[Problem requirements]: Reproduce the post on sample size below word for word, from its title through its last sentence.

[Extract to read]:
How big a sample?

March 23, 2009 By Alan J. Salzberg
Suppose we want to figure out what percentage of BIGbank's 1,000,000 loans are bad. We also want to look at smallbank, with 100,000 loans. Many people seem to think you'd need to look at 10 times as many loans from BIGbank as you would for smallbank.


The fact is that you would use the same size sample, in almost all practical circumstances, for the two populations above. Ditto if the population were 100,000,000 or 1,000.


The reasons for this, and the concept behind it, go back to the early part of the 20th century when modern experimental methods were developed by (Sir) Ronald A. Fisher. Though Wikipedia correctly sites Fisher in its entry on experimental design, the seminal book, Design of Experiments, is out of stock at Amazon (for $157.50, you can get a re-print of this and two other texts together in a single book). Luckily, for a mere $15.30, you can get David Salsburg's (no relation and he spells my name wrong! ;-) ) A Lady Tasting Tea, which talks about Fisher's work. Maybe this is why no one knows this important fact about sample size--because we statisticians have bought up all the books that you would otherwise be breaking down the doors (or clogging the internet) to buy. Fisher developed the idea of using randomization to create a mathematical and probability framework around making inferences of data. In English? He figured out a great way to do experiments, and this idea, or randomization, is what allows us to make statistical inferences about all sorts of things (and the lack of randomization is what sometimes makes it very difficult to prove otherwise obvious things).

[Data entries]:
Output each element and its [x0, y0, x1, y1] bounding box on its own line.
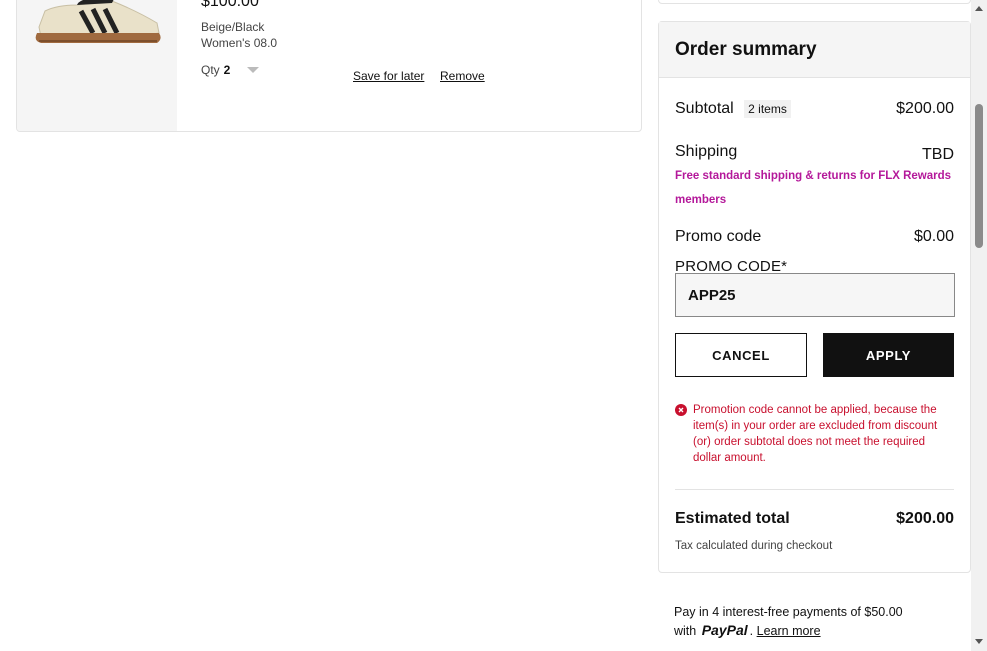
quantity-selector[interactable]: Qty 2: [201, 63, 260, 77]
estimated-total-label: Estimated total: [675, 510, 790, 527]
qty-value: 2: [223, 63, 231, 77]
order-summary-header: Order summary: [659, 22, 970, 78]
scroll-up-icon[interactable]: [974, 4, 984, 12]
scrollbar-thumb[interactable]: [975, 104, 983, 248]
item-price: $100.00: [201, 0, 259, 10]
item-size: Women's 08.0: [201, 36, 278, 50]
product-thumbnail[interactable]: [17, 0, 177, 131]
qty-label: Qty: [201, 63, 220, 77]
error-circle-icon: [675, 404, 687, 416]
vertical-scrollbar[interactable]: [971, 0, 987, 651]
shipping-row: Shipping TBD: [675, 140, 954, 164]
paypal-message: Pay in 4 interest-free payments of $50.0…: [674, 605, 903, 638]
error-text: Promotion code cannot be applied, becaus…: [693, 404, 938, 464]
cart-page: $100.00 Beige/Black Women's 08.0 Qty 2 S…: [0, 0, 987, 651]
promo-code-input[interactable]: [675, 273, 955, 317]
free-shipping-message: Free standard shipping & returns for FLX…: [675, 170, 952, 206]
estimated-total-value: $200.00: [896, 510, 954, 527]
scroll-down-icon[interactable]: [974, 638, 984, 646]
subtotal-row: Subtotal 2 items $200.00: [675, 100, 954, 118]
item-color: Beige/Black: [201, 20, 265, 34]
order-summary-title: Order summary: [675, 39, 817, 60]
chevron-down-icon[interactable]: [246, 65, 260, 75]
tax-note: Tax calculated during checkout: [675, 540, 833, 552]
estimated-total-row: Estimated total $200.00: [675, 510, 954, 528]
save-for-later-link[interactable]: Save for later: [353, 69, 424, 83]
paypal-with: with: [674, 624, 697, 638]
order-summary-panel: Order summary Subtotal 2 items $200.00 S…: [658, 21, 971, 573]
promo-error-message: Promotion code cannot be applied, becaus…: [675, 402, 954, 466]
sneaker-image: [35, 0, 161, 43]
promo-code-value: $0.00: [913, 228, 954, 245]
divider: [675, 489, 954, 490]
shipping-value: TBD: [922, 146, 954, 163]
remove-link[interactable]: Remove: [440, 69, 485, 83]
subtotal-label: Subtotal: [675, 100, 734, 118]
paypal-line1: Pay in 4 interest-free payments of $50.0…: [674, 605, 903, 619]
cancel-button[interactable]: CANCEL: [675, 333, 807, 377]
learn-more-link[interactable]: Learn more: [757, 624, 821, 638]
paypal-logo: PayPal: [701, 622, 748, 638]
promo-code-label: Promo code: [675, 228, 762, 245]
cart-item-card: $100.00 Beige/Black Women's 08.0 Qty 2 S…: [16, 0, 642, 132]
shipping-label: Shipping: [675, 143, 738, 160]
top-card-edge: [658, 0, 971, 4]
promo-code-row: Promo code $0.00: [675, 228, 954, 246]
apply-button[interactable]: APPLY: [823, 333, 954, 377]
subtotal-value: $200.00: [896, 100, 954, 118]
items-count-badge: 2 items: [744, 100, 791, 118]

[Response to this task]:
How big a sample?

March 23, 2009 By Alan J. Salzberg
Suppose we want to figure out what percentage of BIGbank's 1,000,000 loans are bad. We also want to look at smallbank, with 100,000 loans. Many people seem to think you'd need to look at 10 times as many loans from BIGbank as you would for smallbank.


The fact is that you would use the same size sample, in almost all practical circumstances, for the two populations above. Ditto if the population were 100,000,000 or 1,000.


The reasons for this, and the concept behind it, go back to the early part of the 20th century when modern experimental methods were developed by (Sir) Ronald A. Fisher. Though Wikipedia correctly sites Fisher in its entry on experimental design, the seminal book, Design of Experiments, is out of stock at Amazon (for $157.50, you can get a re-print of this and two other texts together in a single book). Luckily, for a mere $15.30, you can get David Salsburg's (no relation and he spells my name wrong! ;-) ) A Lady Tasting Tea, which talks about Fisher's work. Maybe this is why no one knows this important fact about sample size--because we statisticians have bought up all the books that you would otherwise be breaking down the doors (or clogging the internet) to buy. Fisher developed the idea of using randomization to create a mathematical and probability framework around making inferences of data. In English? He figured out a great way to do experiments, and this idea, or randomization, is what allows us to make statistical inferences about all sorts of things (and the lack of randomization is what sometimes makes it very difficult to prove otherwise obvious things).